* Short problem:
Reproduce each line exactly. Skip none.
[Start of Available data]
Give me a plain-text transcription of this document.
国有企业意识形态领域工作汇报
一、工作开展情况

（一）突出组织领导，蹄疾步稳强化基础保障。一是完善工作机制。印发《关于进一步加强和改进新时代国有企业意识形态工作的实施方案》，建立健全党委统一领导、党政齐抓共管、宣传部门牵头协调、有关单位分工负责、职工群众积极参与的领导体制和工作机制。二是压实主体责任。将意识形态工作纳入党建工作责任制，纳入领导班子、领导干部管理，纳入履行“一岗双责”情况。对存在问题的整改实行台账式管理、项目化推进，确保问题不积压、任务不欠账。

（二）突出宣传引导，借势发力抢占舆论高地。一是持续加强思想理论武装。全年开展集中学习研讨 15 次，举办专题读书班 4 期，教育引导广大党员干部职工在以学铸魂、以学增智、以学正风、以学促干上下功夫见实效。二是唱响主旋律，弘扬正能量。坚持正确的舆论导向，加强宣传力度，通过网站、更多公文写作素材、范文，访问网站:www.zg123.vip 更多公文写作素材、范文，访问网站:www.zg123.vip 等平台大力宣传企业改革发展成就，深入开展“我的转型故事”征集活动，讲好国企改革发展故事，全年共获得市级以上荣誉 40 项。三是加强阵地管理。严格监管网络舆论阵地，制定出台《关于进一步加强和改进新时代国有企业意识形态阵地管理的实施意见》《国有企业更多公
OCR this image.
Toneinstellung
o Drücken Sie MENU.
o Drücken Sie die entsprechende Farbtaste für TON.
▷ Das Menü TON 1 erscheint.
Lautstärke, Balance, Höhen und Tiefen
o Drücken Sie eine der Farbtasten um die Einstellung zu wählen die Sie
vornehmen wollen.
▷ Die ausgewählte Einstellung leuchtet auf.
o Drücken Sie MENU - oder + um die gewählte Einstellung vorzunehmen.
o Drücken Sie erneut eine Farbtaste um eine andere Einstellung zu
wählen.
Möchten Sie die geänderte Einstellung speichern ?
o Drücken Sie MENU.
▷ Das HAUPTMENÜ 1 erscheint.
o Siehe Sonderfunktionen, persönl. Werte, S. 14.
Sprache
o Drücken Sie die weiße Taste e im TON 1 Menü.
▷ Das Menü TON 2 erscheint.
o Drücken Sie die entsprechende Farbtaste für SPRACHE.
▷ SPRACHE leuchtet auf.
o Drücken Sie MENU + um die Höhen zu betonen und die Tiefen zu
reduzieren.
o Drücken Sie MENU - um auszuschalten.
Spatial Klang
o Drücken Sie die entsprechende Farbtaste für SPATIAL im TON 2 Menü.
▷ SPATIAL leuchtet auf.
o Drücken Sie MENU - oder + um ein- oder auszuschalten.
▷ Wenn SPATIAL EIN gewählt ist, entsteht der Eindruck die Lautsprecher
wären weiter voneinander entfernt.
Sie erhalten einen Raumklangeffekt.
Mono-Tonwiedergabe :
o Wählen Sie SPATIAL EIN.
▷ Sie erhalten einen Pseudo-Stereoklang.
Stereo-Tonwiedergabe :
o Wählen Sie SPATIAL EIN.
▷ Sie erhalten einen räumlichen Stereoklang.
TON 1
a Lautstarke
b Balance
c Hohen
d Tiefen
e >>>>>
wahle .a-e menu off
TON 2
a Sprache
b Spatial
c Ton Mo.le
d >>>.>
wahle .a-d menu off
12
[End of Available data]
* Correct response:
Give me a plain-text transcription of this document.
国有企业意识形态领域工作汇报
一、工作开展情况

（一）突出组织领导，蹄疾步稳强化基础保障。一是完善工作机制。印发《关于进一步加强和改进新时代国有企业意识形态工作的实施方案》，建立健全党委统一领导、党政齐抓共管、宣传部门牵头协调、有关单位分工负责、职工群众积极参与的领导体制和工作机制。二是压实主体责任。将意识形态工作纳入党建工作责任制，纳入领导班子、领导干部管理，纳入履行“一岗双责”情况。对存在问题的整改实行台账式管理、项目化推进，确保问题不积压、任务不欠账。

（二）突出宣传引导，借势发力抢占舆论高地。一是持续加强思想理论武装。全年开展集中学习研讨 15 次，举办专题读书班 4 期，教育引导广大党员干部职工在以学铸魂、以学增智、以学正风、以学促干上下功夫见实效。二是唱响主旋律，弘扬正能量。坚持正确的舆论导向，加强宣传力度，通过网站、更多公文写作素材、范文，访问网站:www.zg123.vip 更多公文写作素材、范文，访问网站:www.zg123.vip 等平台大力宣传企业改革发展成就，深入开展“我的转型故事”征集活动，讲好国企改革发展故事，全年共获得市级以上荣誉 40 项。三是加强阵地管理。严格监管网络舆论阵地，制定出台《关于进一步加强和改进新时代国有企业意识形态阵地管理的实施意见》《国有企业更多公
OCR this image.
Toneinstellung
o Drücken Sie MENU.
o Drücken Sie die entsprechende Farbtaste für TON.
▷ Das Menü TON 1 erscheint.
Lautstärke, Balance, Höhen und Tiefen
o Drücken Sie eine der Farbtasten um die Einstellung zu wählen die Sie
vornehmen wollen.
▷ Die ausgewählte Einstellung leuchtet auf.
o Drücken Sie MENU - oder + um die gewählte Einstellung vorzunehmen.
o Drücken Sie erneut eine Farbtaste um eine andere Einstellung zu
wählen.
Möchten Sie die geänderte Einstellung speichern ?
o Drücken Sie MENU.
▷ Das HAUPTMENÜ 1 erscheint.
o Siehe Sonderfunktionen, persönl. Werte, S. 14.
Sprache
o Drücken Sie die weiße Taste e im TON 1 Menü.
▷ Das Menü TON 2 erscheint.
o Drücken Sie die entsprechende Farbtaste für SPRACHE.
▷ SPRACHE leuchtet auf.
o Drücken Sie MENU + um die Höhen zu betonen und die Tiefen zu
reduzieren.
o Drücken Sie MENU - um auszuschalten.
Spatial Klang
o Drücken Sie die entsprechende Farbtaste für SPATIAL im TON 2 Menü.
▷ SPATIAL leuchtet auf.
o Drücken Sie MENU - oder + um ein- oder auszuschalten.
▷ Wenn SPATIAL EIN gewählt ist, entsteht der Eindruck die Lautsprecher
wären weiter voneinander entfernt.
Sie erhalten einen Raumklangeffekt.
Mono-Tonwiedergabe :
o Wählen Sie SPATIAL EIN.
▷ Sie erhalten einen Pseudo-Stereoklang.
Stereo-Tonwiedergabe :
o Wählen Sie SPATIAL EIN.
▷ Sie erhalten einen räumlichen Stereoklang.
TON 1
a Lautstarke
b Balance
c Hohen
d Tiefen
e >>>>>
wahle .a-e menu off
TON 2
a Sprache
b Spatial
c Ton Mo.le
d >>>.>
wahle .a-d menu off
12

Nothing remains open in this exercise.